### Short exercise:
Could you extract every entry below and reproduce it exactly?

___

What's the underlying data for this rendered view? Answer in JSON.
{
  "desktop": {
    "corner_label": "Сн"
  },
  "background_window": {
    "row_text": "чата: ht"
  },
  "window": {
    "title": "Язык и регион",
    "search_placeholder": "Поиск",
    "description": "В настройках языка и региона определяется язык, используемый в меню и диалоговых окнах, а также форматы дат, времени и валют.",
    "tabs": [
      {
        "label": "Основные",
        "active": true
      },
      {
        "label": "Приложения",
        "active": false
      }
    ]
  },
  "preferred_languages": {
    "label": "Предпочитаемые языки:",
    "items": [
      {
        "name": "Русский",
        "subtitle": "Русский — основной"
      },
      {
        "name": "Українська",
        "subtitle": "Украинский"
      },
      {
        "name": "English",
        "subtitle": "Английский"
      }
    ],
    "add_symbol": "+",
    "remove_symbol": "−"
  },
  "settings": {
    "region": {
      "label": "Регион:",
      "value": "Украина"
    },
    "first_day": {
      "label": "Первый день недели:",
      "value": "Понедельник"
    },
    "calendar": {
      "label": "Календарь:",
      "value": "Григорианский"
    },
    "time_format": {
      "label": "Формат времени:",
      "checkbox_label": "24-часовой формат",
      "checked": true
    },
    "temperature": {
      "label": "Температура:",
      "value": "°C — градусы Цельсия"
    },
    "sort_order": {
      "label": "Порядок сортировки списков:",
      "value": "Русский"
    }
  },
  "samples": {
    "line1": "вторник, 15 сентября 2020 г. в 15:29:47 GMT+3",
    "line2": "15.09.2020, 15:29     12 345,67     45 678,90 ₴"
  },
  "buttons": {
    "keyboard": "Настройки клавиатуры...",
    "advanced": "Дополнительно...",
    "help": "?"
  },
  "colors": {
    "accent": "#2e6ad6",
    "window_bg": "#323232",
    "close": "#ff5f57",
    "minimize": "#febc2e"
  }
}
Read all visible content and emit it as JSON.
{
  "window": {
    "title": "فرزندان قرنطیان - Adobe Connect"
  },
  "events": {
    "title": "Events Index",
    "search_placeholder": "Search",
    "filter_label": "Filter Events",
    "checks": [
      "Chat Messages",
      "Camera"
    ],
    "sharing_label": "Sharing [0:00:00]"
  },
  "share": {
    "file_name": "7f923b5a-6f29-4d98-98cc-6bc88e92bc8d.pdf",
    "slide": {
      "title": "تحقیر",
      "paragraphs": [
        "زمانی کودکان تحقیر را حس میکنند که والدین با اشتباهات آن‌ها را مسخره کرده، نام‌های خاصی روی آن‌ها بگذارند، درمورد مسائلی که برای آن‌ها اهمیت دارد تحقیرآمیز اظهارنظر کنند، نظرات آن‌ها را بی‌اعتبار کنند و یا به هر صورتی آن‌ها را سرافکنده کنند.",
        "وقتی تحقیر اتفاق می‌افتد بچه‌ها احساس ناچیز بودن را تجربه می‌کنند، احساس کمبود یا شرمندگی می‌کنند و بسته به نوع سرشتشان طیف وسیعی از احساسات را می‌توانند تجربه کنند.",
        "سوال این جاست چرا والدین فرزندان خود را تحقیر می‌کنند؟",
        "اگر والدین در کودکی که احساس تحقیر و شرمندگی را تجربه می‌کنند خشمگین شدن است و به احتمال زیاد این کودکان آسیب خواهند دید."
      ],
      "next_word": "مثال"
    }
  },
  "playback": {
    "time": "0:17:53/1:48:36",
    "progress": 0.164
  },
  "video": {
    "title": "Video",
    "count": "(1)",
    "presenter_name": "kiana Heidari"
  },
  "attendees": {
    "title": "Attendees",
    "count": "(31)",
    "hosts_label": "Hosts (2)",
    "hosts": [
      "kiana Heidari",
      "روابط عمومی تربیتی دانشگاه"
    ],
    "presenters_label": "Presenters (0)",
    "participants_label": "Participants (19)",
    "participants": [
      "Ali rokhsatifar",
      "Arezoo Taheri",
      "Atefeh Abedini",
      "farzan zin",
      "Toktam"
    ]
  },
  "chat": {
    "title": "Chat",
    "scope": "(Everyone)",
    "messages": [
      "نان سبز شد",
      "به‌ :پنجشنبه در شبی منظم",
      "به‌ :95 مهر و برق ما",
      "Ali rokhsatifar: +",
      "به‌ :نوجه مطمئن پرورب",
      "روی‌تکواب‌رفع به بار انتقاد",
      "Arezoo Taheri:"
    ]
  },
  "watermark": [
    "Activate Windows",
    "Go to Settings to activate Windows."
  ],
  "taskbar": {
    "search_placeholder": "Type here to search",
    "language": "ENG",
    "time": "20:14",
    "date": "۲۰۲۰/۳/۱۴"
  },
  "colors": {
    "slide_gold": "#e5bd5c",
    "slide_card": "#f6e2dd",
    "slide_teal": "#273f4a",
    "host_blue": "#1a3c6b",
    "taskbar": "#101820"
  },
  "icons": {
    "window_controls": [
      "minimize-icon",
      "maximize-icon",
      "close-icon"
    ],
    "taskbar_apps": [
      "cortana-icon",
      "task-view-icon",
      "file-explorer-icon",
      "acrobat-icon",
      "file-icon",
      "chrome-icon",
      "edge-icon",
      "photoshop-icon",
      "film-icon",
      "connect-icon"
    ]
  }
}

___

### Task response:
What's the underlying data for this rendered view? Answer in JSON.
{
  "desktop": {
    "corner_label": "Сн"
  },
  "background_window": {
    "row_text": "чата: ht"
  },
  "window": {
    "title": "Язык и регион",
    "search_placeholder": "Поиск",
    "description": "В настройках языка и региона определяется язык, используемый в меню и диалоговых окнах, а также форматы дат, времени и валют.",
    "tabs": [
      {
        "label": "Основные",
        "active": true
      },
      {
        "label": "Приложения",
        "active": false
      }
    ]
  },
  "preferred_languages": {
    "label": "Предпочитаемые языки:",
    "items": [
      {
        "name": "Русский",
        "subtitle": "Русский — основной"
      },
      {
        "name": "Українська",
        "subtitle": "Украинский"
      },
      {
        "name": "English",
        "subtitle": "Английский"
      }
    ],
    "add_symbol": "+",
    "remove_symbol": "−"
  },
  "settings": {
    "region": {
      "label": "Регион:",
      "value": "Украина"
    },
    "first_day": {
      "label": "Первый день недели:",
      "value": "Понедельник"
    },
    "calendar": {
      "label": "Календарь:",
      "value": "Григорианский"
    },
    "time_format": {
      "label": "Формат времени:",
      "checkbox_label": "24-часовой формат",
      "checked": true
    },
    "temperature": {
      "label": "Температура:",
      "value": "°C — градусы Цельсия"
    },
    "sort_order": {
      "label": "Порядок сортировки списков:",
      "value": "Русский"
    }
  },
  "samples": {
    "line1": "вторник, 15 сентября 2020 г. в 15:29:47 GMT+3",
    "line2": "15.09.2020, 15:29     12 345,67     45 678,90 ₴"
  },
  "buttons": {
    "keyboard": "Настройки клавиатуры...",
    "advanced": "Дополнительно...",
    "help": "?"
  },
  "colors": {
    "accent": "#2e6ad6",
    "window_bg": "#323232",
    "close": "#ff5f57",
    "minimize": "#febc2e"
  }
}
Read all visible content and emit it as JSON.
{
  "window": {
    "title": "فرزندان قرنطیان - Adobe Connect"
  },
  "events": {
    "title": "Events Index",
    "search_placeholder": "Search",
    "filter_label": "Filter Events",
    "checks": [
      "Chat Messages",
      "Camera"
    ],
    "sharing_label": "Sharing [0:00:00]"
  },
  "share": {
    "file_name": "7f923b5a-6f29-4d98-98cc-6bc88e92bc8d.pdf",
    "slide": {
      "title": "تحقیر",
      "paragraphs": [
        "زمانی کودکان تحقیر را حس میکنند که والدین با اشتباهات آن‌ها را مسخره کرده، نام‌های خاصی روی آن‌ها بگذارند، درمورد مسائلی که برای آن‌ها اهمیت دارد تحقیرآمیز اظهارنظر کنند، نظرات آن‌ها را بی‌اعتبار کنند و یا به هر صورتی آن‌ها را سرافکنده کنند.",
        "وقتی تحقیر اتفاق می‌افتد بچه‌ها احساس ناچیز بودن را تجربه می‌کنند، احساس کمبود یا شرمندگی می‌کنند و بسته به نوع سرشتشان طیف وسیعی از احساسات را می‌توانند تجربه کنند.",
        "سوال این جاست چرا والدین فرزندان خود را تحقیر می‌کنند؟",
        "اگر والدین در کودکی که احساس تحقیر و شرمندگی را تجربه می‌کنند خشمگین شدن است و به احتمال زیاد این کودکان آسیب خواهند دید."
      ],
      "next_word": "مثال"
    }
  },
  "playback": {
    "time": "0:17:53/1:48:36",
    "progress": 0.164
  },
  "video": {
    "title": "Video",
    "count": "(1)",
    "presenter_name": "kiana Heidari"
  },
  "attendees": {
    "title": "Attendees",
    "count": "(31)",
    "hosts_label": "Hosts (2)",
    "hosts": [
      "kiana Heidari",
      "روابط عمومی تربیتی دانشگاه"
    ],
    "presenters_label": "Presenters (0)",
    "participants_label": "Participants (19)",
    "participants": [
      "Ali rokhsatifar",
      "Arezoo Taheri",
      "Atefeh Abedini",
      "farzan zin",
      "Toktam"
    ]
  },
  "chat": {
    "title": "Chat",
    "scope": "(Everyone)",
    "messages": [
      "نان سبز شد",
      "به‌ :پنجشنبه در شبی منظم",
      "به‌ :95 مهر و برق ما",
      "Ali rokhsatifar: +",
      "به‌ :نوجه مطمئن پرورب",
      "روی‌تکواب‌رفع به بار انتقاد",
      "Arezoo Taheri:"
    ]
  },
  "watermark": [
    "Activate Windows",
    "Go to Settings to activate Windows."
  ],
  "taskbar": {
    "search_placeholder": "Type here to search",
    "language": "ENG",
    "time": "20:14",
    "date": "۲۰۲۰/۳/۱۴"
  },
  "colors": {
    "slide_gold": "#e5bd5c",
    "slide_card": "#f6e2dd",
    "slide_teal": "#273f4a",
    "host_blue": "#1a3c6b",
    "taskbar": "#101820"
  },
  "icons": {
    "window_controls": [
      "minimize-icon",
      "maximize-icon",
      "close-icon"
    ],
    "taskbar_apps": [
      "cortana-icon",
      "task-view-icon",
      "file-explorer-icon",
      "acrobat-icon",
      "file-icon",
      "chrome-icon",
      "edge-icon",
      "photoshop-icon",
      "film-icon",
      "connect-icon"
    ]
  }
}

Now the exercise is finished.